— WHAT THIS TASK INVOLVES —
Pick out every line in the data below that holds "shelled".
[Begin RECORD EXCERPTS]
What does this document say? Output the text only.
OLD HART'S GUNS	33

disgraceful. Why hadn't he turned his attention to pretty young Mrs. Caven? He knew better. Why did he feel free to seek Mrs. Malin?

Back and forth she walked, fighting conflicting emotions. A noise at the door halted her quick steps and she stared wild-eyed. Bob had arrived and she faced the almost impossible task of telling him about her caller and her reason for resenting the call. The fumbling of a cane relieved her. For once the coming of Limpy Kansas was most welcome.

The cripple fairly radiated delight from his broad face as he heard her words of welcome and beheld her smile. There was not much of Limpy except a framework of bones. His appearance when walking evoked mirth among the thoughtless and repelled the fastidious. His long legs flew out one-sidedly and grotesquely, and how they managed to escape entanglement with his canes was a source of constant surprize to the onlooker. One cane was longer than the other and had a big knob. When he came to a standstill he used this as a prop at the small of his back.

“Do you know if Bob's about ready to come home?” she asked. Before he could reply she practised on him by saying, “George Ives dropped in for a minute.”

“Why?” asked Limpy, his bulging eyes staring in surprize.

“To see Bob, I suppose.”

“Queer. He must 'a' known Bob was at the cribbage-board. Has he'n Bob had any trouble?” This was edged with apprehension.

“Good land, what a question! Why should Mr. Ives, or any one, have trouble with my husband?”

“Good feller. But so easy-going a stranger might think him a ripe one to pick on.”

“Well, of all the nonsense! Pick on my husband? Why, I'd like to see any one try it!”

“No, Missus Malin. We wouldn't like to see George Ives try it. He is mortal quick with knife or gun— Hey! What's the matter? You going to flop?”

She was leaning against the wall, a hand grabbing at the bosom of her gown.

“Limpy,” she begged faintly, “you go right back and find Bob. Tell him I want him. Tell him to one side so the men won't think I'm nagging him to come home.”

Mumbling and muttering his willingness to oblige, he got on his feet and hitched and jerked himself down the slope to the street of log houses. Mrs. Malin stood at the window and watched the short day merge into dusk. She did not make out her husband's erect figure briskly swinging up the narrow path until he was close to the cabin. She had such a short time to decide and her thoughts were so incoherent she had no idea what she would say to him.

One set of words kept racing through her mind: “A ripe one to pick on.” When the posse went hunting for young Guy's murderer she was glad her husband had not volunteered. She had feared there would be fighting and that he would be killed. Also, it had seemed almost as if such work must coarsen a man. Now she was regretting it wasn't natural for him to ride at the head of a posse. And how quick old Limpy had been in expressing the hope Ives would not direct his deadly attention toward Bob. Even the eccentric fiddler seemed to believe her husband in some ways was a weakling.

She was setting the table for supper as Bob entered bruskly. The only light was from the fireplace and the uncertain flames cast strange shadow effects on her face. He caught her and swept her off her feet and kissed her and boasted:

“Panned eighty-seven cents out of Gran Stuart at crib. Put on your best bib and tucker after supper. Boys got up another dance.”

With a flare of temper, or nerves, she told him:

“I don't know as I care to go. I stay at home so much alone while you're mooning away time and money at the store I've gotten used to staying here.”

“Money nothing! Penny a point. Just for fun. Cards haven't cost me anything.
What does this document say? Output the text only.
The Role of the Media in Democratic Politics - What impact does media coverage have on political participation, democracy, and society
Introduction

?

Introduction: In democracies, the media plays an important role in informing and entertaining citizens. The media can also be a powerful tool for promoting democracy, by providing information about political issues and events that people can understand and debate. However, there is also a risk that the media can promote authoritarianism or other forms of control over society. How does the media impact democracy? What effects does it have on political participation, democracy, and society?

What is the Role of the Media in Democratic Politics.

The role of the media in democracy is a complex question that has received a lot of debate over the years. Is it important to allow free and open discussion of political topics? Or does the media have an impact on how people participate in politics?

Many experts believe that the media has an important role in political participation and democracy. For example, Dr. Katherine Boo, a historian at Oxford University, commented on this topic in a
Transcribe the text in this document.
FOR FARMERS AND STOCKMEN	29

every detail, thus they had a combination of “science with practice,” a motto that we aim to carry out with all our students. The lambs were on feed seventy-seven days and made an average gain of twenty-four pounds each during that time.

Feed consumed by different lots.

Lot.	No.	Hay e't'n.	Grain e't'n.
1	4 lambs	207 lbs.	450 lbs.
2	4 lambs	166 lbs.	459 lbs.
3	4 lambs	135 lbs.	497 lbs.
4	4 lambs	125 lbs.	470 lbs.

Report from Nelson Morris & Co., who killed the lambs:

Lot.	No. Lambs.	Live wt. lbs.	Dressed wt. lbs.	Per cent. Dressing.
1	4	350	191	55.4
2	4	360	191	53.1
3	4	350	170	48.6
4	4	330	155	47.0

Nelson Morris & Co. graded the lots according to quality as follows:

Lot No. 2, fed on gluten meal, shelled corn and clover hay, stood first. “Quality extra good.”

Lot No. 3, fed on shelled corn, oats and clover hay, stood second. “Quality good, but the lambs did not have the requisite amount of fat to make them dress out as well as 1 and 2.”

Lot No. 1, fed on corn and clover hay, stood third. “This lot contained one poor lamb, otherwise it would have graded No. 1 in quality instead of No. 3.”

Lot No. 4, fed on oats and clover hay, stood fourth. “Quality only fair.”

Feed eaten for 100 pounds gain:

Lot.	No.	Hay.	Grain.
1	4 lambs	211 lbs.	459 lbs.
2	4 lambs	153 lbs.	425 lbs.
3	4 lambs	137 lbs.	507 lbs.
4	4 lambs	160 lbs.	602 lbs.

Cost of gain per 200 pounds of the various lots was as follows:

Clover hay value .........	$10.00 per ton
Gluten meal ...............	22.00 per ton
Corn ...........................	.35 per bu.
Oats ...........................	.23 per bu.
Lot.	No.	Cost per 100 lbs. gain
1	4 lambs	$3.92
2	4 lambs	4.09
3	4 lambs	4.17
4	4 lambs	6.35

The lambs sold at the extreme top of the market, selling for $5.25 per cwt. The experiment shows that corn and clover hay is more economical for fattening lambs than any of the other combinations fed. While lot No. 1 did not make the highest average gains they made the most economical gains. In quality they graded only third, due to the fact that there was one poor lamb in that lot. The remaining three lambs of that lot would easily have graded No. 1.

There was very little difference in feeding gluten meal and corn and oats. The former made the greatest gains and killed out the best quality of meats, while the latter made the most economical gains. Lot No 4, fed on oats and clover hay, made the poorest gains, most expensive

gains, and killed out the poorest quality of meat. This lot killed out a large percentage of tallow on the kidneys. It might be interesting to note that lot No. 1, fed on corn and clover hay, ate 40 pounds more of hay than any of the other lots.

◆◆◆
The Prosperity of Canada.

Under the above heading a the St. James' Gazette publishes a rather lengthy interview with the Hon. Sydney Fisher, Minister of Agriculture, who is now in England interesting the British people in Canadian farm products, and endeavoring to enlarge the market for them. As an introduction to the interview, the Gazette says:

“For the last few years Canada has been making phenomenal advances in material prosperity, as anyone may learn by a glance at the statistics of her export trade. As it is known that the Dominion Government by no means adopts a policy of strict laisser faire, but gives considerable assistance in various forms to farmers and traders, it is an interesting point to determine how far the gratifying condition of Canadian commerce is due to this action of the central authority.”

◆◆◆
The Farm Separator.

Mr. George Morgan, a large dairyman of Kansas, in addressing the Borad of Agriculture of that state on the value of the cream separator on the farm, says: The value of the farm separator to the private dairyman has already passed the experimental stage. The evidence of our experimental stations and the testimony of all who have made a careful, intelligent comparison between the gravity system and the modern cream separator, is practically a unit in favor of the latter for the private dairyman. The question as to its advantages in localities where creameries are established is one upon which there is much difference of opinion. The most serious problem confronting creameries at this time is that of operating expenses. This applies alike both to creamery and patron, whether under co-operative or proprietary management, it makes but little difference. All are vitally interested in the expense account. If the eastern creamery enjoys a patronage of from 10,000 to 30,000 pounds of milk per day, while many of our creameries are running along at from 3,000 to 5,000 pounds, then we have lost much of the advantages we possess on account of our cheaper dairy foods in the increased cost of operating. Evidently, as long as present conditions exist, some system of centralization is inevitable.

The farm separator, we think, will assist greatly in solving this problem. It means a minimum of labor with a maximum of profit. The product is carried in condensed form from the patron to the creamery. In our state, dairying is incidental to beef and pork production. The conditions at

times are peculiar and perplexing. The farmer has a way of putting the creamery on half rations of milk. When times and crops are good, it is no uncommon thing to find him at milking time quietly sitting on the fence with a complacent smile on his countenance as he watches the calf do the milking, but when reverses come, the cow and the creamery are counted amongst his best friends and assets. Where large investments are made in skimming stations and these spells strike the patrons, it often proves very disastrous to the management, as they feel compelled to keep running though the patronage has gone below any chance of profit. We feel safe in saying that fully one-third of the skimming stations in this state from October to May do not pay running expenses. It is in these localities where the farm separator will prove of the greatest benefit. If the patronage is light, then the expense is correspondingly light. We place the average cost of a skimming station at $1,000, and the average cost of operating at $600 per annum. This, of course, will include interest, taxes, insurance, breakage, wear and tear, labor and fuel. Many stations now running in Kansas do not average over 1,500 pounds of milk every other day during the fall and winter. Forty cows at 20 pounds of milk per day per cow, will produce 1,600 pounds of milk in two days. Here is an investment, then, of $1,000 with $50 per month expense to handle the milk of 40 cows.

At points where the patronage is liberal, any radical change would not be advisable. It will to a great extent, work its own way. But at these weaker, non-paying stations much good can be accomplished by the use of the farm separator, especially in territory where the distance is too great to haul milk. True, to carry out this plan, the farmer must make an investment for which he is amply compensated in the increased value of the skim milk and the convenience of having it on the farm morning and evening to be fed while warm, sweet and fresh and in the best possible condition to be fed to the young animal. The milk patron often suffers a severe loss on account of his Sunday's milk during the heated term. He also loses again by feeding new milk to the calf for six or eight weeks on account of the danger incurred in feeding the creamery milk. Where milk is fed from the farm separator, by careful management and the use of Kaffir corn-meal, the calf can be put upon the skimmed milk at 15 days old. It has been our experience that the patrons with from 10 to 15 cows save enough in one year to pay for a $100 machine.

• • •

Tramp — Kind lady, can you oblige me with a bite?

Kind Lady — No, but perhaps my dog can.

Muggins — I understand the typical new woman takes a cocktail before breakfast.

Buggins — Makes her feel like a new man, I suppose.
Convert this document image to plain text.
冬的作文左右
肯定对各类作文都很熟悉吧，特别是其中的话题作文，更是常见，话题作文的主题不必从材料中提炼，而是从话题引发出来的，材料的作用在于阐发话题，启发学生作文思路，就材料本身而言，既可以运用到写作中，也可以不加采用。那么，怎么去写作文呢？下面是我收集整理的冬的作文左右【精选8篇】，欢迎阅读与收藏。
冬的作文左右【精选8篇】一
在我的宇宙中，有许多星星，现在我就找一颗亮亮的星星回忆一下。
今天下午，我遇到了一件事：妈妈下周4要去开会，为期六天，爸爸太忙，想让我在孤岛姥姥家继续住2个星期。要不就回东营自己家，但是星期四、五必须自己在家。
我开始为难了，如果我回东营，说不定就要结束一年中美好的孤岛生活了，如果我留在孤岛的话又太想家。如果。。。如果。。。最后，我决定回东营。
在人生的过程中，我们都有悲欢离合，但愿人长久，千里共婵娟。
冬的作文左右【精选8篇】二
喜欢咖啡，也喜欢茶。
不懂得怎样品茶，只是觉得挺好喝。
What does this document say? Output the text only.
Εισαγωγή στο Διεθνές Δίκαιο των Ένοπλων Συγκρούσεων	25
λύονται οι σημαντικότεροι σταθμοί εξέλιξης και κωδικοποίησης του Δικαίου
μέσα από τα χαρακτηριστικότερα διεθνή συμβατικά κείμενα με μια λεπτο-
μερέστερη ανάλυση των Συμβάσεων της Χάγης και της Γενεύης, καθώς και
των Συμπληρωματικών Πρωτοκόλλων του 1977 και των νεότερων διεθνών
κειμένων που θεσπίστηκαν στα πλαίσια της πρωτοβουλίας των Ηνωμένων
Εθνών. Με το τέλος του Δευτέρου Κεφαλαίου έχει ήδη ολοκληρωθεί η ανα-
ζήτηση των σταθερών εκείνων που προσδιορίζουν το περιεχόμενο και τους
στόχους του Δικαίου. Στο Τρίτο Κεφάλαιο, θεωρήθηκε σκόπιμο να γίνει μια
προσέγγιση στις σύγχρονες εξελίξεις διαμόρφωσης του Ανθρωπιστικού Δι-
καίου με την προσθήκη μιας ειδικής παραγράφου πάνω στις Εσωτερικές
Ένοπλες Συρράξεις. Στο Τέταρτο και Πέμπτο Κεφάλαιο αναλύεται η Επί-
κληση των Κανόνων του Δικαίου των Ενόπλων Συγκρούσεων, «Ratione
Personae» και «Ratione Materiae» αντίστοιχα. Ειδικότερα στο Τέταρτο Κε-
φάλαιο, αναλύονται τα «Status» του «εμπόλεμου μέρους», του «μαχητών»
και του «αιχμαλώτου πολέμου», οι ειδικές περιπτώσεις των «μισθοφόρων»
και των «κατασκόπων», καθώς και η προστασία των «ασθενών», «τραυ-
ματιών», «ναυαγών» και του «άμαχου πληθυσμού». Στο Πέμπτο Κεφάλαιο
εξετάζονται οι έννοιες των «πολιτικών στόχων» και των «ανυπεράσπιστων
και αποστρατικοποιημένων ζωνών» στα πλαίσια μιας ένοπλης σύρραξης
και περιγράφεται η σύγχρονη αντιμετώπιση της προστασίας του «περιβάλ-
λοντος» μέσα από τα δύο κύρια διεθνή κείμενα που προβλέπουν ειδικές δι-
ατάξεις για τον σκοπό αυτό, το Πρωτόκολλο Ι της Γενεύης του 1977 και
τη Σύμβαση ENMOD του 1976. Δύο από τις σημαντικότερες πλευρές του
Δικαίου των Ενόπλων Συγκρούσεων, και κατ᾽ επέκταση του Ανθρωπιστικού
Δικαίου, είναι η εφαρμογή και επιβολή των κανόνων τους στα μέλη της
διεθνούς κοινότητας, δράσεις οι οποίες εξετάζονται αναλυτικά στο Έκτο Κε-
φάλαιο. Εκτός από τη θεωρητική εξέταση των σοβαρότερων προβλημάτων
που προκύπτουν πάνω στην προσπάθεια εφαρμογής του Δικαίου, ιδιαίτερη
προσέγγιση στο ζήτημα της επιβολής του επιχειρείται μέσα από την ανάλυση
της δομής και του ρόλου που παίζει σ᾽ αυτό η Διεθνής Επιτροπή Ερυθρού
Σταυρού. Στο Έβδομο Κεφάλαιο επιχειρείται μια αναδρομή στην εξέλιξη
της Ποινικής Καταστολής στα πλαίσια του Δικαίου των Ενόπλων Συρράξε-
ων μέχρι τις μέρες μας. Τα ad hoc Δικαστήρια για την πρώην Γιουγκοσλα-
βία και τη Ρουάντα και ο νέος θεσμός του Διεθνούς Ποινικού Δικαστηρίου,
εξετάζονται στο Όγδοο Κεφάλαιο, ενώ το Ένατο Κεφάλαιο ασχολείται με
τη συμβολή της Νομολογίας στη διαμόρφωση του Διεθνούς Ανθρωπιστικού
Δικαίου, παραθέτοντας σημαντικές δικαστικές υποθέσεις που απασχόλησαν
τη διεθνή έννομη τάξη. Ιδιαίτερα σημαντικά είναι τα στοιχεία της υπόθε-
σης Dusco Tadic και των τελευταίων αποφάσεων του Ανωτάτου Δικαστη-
[End RECORD EXCERPTS]
— ANSWER BELOW —
Lot No. 2, fed on gluten meal, shelled corn and clover hay, stood first. “Quality extra good.”
Lot No. 3, fed on shelled corn, oats and clover hay, stood second. “Quality good, but the lambs did not have the requisite amount of fat to make them dress out as well as 1 and 2.”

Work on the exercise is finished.